**Work to do**
Transcribe the material in full, exactly as written.

**Exercise input**
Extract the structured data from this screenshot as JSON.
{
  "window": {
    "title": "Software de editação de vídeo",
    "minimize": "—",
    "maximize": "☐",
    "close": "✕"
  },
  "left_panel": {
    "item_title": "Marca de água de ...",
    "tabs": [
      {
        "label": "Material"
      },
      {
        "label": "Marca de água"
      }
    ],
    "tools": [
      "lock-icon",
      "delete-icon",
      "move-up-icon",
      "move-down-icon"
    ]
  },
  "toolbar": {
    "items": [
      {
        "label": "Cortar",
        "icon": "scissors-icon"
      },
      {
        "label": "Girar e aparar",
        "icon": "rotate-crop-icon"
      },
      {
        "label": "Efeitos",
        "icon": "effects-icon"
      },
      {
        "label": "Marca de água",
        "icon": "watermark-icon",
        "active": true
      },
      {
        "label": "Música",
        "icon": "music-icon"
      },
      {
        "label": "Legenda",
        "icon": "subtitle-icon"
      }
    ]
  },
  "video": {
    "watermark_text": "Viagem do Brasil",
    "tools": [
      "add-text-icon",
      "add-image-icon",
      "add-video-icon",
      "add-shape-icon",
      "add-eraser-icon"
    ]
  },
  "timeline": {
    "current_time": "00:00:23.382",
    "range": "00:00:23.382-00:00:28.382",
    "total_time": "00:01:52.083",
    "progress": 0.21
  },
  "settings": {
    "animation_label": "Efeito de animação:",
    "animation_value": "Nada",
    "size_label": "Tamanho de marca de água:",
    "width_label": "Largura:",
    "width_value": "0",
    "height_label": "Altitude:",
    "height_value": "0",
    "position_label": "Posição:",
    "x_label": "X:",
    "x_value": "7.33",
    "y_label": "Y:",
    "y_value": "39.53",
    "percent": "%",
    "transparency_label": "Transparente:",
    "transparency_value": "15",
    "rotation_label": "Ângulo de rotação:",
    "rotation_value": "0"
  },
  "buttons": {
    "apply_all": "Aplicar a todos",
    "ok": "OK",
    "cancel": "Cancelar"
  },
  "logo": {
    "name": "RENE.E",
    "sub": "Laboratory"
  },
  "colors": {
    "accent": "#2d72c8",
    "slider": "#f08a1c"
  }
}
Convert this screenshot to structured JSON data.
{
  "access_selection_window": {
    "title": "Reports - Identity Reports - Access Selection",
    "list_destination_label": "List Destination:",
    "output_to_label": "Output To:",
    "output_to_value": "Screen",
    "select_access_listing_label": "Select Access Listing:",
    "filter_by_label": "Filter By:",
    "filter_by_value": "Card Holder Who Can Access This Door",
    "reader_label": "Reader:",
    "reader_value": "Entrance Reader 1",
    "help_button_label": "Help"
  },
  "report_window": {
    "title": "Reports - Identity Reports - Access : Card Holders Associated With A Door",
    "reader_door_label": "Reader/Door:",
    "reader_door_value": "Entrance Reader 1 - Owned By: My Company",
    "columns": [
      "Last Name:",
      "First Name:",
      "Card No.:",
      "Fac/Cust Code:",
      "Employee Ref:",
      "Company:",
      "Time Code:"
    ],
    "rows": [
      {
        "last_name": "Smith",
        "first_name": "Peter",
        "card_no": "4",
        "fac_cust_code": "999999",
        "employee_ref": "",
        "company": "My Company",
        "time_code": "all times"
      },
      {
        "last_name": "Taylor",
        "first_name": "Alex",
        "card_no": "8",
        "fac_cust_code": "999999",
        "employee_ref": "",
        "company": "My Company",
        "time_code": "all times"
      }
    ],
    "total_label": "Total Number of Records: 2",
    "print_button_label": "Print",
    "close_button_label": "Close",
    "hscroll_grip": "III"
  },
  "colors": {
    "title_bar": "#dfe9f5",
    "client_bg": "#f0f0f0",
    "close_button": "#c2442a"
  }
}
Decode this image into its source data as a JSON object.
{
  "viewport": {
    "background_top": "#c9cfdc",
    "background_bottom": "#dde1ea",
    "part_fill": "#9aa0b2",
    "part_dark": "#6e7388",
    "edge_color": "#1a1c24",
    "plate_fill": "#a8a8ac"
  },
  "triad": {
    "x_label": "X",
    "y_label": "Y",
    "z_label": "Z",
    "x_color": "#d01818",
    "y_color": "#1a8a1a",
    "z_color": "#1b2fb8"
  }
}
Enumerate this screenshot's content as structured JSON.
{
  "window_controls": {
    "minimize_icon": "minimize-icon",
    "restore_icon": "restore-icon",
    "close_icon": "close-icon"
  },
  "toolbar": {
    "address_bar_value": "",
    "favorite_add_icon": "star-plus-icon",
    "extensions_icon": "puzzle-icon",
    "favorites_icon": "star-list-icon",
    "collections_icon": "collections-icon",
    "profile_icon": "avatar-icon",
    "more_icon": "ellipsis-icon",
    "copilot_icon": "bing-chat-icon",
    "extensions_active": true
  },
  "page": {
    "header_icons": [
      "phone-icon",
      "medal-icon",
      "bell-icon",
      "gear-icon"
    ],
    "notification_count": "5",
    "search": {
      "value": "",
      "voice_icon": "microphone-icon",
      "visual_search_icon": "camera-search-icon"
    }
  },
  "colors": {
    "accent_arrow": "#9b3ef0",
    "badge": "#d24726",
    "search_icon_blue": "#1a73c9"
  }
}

**Exercise answer**
Extract the structured data from this screenshot as JSON.
{
  "window": {
    "title": "Software de editação de vídeo",
    "minimize": "—",
    "maximize": "☐",
    "close": "✕"
  },
  "left_panel": {
    "item_title": "Marca de água de ...",
    "tabs": [
      {
        "label": "Material"
      },
      {
        "label": "Marca de água"
      }
    ],
    "tools": [
      "lock-icon",
      "delete-icon",
      "move-up-icon",
      "move-down-icon"
    ]
  },
  "toolbar": {
    "items": [
      {
        "label": "Cortar",
        "icon": "scissors-icon"
      },
      {
        "label": "Girar e aparar",
        "icon": "rotate-crop-icon"
      },
      {
        "label": "Efeitos",
        "icon": "effects-icon"
      },
      {
        "label": "Marca de água",
        "icon": "watermark-icon",
        "active": true
      },
      {
        "label": "Música",
        "icon": "music-icon"
      },
      {
        "label": "Legenda",
        "icon": "subtitle-icon"
      }
    ]
  },
  "video": {
    "watermark_text": "Viagem do Brasil",
    "tools": [
      "add-text-icon",
      "add-image-icon",
      "add-video-icon",
      "add-shape-icon",
      "add-eraser-icon"
    ]
  },
  "timeline": {
    "current_time": "00:00:23.382",
    "range": "00:00:23.382-00:00:28.382",
    "total_time": "00:01:52.083",
    "progress": 0.21
  },
  "settings": {
    "animation_label": "Efeito de animação:",
    "animation_value": "Nada",
    "size_label": "Tamanho de marca de água:",
    "width_label": "Largura:",
    "width_value": "0",
    "height_label": "Altitude:",
    "height_value": "0",
    "position_label": "Posição:",
    "x_label": "X:",
    "x_value": "7.33",
    "y_label": "Y:",
    "y_value": "39.53",
    "percent": "%",
    "transparency_label": "Transparente:",
    "transparency_value": "15",
    "rotation_label": "Ângulo de rotação:",
    "rotation_value": "0"
  },
  "buttons": {
    "apply_all": "Aplicar a todos",
    "ok": "OK",
    "cancel": "Cancelar"
  },
  "logo": {
    "name": "RENE.E",
    "sub": "Laboratory"
  },
  "colors": {
    "accent": "#2d72c8",
    "slider": "#f08a1c"
  }
}
Convert this screenshot to structured JSON data.
{
  "access_selection_window": {
    "title": "Reports - Identity Reports - Access Selection",
    "list_destination_label": "List Destination:",
    "output_to_label": "Output To:",
    "output_to_value": "Screen",
    "select_access_listing_label": "Select Access Listing:",
    "filter_by_label": "Filter By:",
    "filter_by_value": "Card Holder Who Can Access This Door",
    "reader_label": "Reader:",
    "reader_value": "Entrance Reader 1",
    "help_button_label": "Help"
  },
  "report_window": {
    "title": "Reports - Identity Reports - Access : Card Holders Associated With A Door",
    "reader_door_label": "Reader/Door:",
    "reader_door_value": "Entrance Reader 1 - Owned By: My Company",
    "columns": [
      "Last Name:",
      "First Name:",
      "Card No.:",
      "Fac/Cust Code:",
      "Employee Ref:",
      "Company:",
      "Time Code:"
    ],
    "rows": [
      {
        "last_name": "Smith",
        "first_name": "Peter",
        "card_no": "4",
        "fac_cust_code": "999999",
        "employee_ref": "",
        "company": "My Company",
        "time_code": "all times"
      },
      {
        "last_name": "Taylor",
        "first_name": "Alex",
        "card_no": "8",
        "fac_cust_code": "999999",
        "employee_ref": "",
        "company": "My Company",
        "time_code": "all times"
      }
    ],
    "total_label": "Total Number of Records: 2",
    "print_button_label": "Print",
    "close_button_label": "Close",
    "hscroll_grip": "III"
  },
  "colors": {
    "title_bar": "#dfe9f5",
    "client_bg": "#f0f0f0",
    "close_button": "#c2442a"
  }
}
Decode this image into its source data as a JSON object.
{
  "viewport": {
    "background_top": "#c9cfdc",
    "background_bottom": "#dde1ea",
    "part_fill": "#9aa0b2",
    "part_dark": "#6e7388",
    "edge_color": "#1a1c24",
    "plate_fill": "#a8a8ac"
  },
  "triad": {
    "x_label": "X",
    "y_label": "Y",
    "z_label": "Z",
    "x_color": "#d01818",
    "y_color": "#1a8a1a",
    "z_color": "#1b2fb8"
  }
}
Enumerate this screenshot's content as structured JSON.
{
  "window_controls": {
    "minimize_icon": "minimize-icon",
    "restore_icon": "restore-icon",
    "close_icon": "close-icon"
  },
  "toolbar": {
    "address_bar_value": "",
    "favorite_add_icon": "star-plus-icon",
    "extensions_icon": "puzzle-icon",
    "favorites_icon": "star-list-icon",
    "collections_icon": "collections-icon",
    "profile_icon": "avatar-icon",
    "more_icon": "ellipsis-icon",
    "copilot_icon": "bing-chat-icon",
    "extensions_active": true
  },
  "page": {
    "header_icons": [
      "phone-icon",
      "medal-icon",
      "bell-icon",
      "gear-icon"
    ],
    "notification_count": "5",
    "search": {
      "value": "",
      "voice_icon": "microphone-icon",
      "visual_search_icon": "camera-search-icon"
    }
  },
  "colors": {
    "accent_arrow": "#9b3ef0",
    "badge": "#d24726",
    "search_icon_blue": "#1a73c9"
  }
}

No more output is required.